▶ [Your goal]: Every line below should be copied out exactly.

===== Provided records =====

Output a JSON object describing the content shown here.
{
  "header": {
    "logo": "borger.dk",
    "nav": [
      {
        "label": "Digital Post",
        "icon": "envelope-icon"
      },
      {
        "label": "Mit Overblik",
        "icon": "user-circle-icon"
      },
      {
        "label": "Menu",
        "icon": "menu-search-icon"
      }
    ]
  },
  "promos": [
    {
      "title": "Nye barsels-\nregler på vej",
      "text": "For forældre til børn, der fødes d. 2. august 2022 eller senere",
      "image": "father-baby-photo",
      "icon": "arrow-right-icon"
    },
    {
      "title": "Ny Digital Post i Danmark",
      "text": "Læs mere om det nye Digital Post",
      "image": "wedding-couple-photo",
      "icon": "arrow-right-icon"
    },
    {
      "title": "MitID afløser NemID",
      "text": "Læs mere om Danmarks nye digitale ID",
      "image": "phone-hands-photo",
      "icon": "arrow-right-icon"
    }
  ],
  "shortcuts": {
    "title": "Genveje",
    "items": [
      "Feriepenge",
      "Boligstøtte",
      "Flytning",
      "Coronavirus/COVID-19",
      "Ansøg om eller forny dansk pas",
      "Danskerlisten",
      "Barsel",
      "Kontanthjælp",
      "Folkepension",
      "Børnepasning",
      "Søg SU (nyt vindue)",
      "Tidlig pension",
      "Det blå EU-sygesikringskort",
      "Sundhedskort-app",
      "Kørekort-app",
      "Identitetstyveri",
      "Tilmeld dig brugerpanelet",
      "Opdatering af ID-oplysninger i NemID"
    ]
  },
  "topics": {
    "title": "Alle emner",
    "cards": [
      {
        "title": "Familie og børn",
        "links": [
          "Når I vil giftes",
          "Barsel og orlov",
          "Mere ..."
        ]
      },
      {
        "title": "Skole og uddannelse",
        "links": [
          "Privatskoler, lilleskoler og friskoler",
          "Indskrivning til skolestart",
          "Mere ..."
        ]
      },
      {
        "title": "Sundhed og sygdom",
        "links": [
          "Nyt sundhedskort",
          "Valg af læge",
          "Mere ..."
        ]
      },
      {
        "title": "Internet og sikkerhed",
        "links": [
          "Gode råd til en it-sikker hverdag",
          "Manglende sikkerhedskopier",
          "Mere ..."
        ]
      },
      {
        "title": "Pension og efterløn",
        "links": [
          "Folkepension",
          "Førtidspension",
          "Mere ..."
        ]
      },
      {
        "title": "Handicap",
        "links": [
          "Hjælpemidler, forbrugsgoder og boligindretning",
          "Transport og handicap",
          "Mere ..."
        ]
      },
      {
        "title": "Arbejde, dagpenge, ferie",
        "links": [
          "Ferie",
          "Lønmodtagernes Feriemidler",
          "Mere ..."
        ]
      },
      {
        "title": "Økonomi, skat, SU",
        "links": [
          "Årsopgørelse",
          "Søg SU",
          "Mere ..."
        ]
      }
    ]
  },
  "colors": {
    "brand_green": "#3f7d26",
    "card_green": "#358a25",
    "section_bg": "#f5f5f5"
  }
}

=====

▶ [Finished task]:
Output a JSON object describing the content shown here.
{
  "header": {
    "logo": "borger.dk",
    "nav": [
      {
        "label": "Digital Post",
        "icon": "envelope-icon"
      },
      {
        "label": "Mit Overblik",
        "icon": "user-circle-icon"
      },
      {
        "label": "Menu",
        "icon": "menu-search-icon"
      }
    ]
  },
  "promos": [
    {
      "title": "Nye barsels-\nregler på vej",
      "text": "For forældre til børn, der fødes d. 2. august 2022 eller senere",
      "image": "father-baby-photo",
      "icon": "arrow-right-icon"
    },
    {
      "title": "Ny Digital Post i Danmark",
      "text": "Læs mere om det nye Digital Post",
      "image": "wedding-couple-photo",
      "icon": "arrow-right-icon"
    },
    {
      "title": "MitID afløser NemID",
      "text": "Læs mere om Danmarks nye digitale ID",
      "image": "phone-hands-photo",
      "icon": "arrow-right-icon"
    }
  ],
  "shortcuts": {
    "title": "Genveje",
    "items": [
      "Feriepenge",
      "Boligstøtte",
      "Flytning",
      "Coronavirus/COVID-19",
      "Ansøg om eller forny dansk pas",
      "Danskerlisten",
      "Barsel",
      "Kontanthjælp",
      "Folkepension",
      "Børnepasning",
      "Søg SU (nyt vindue)",
      "Tidlig pension",
      "Det blå EU-sygesikringskort",
      "Sundhedskort-app",
      "Kørekort-app",
      "Identitetstyveri",
      "Tilmeld dig brugerpanelet",
      "Opdatering af ID-oplysninger i NemID"
    ]
  },
  "topics": {
    "title": "Alle emner",
    "cards": [
      {
        "title": "Familie og børn",
        "links": [
          "Når I vil giftes",
          "Barsel og orlov",
          "Mere ..."
        ]
      },
      {
        "title": "Skole og uddannelse",
        "links": [
          "Privatskoler, lilleskoler og friskoler",
          "Indskrivning til skolestart",
          "Mere ..."
        ]
      },
      {
        "title": "Sundhed og sygdom",
        "links": [
          "Nyt sundhedskort",
          "Valg af læge",
          "Mere ..."
        ]
      },
      {
        "title": "Internet og sikkerhed",
        "links": [
          "Gode råd til en it-sikker hverdag",
          "Manglende sikkerhedskopier",
          "Mere ..."
        ]
      },
      {
        "title": "Pension og efterløn",
        "links": [
          "Folkepension",
          "Førtidspension",
          "Mere ..."
        ]
      },
      {
        "title": "Handicap",
        "links": [
          "Hjælpemidler, forbrugsgoder og boligindretning",
          "Transport og handicap",
          "Mere ..."
        ]
      },
      {
        "title": "Arbejde, dagpenge, ferie",
        "links": [
          "Ferie",
          "Lønmodtagernes Feriemidler",
          "Mere ..."
        ]
      },
      {
        "title": "Økonomi, skat, SU",
        "links": [
          "Årsopgørelse",
          "Søg SU",
          "Mere ..."
        ]
      }
    ]
  },
  "colors": {
    "brand_green": "#3f7d26",
    "card_green": "#358a25",
    "section_bg": "#f5f5f5"
  }
}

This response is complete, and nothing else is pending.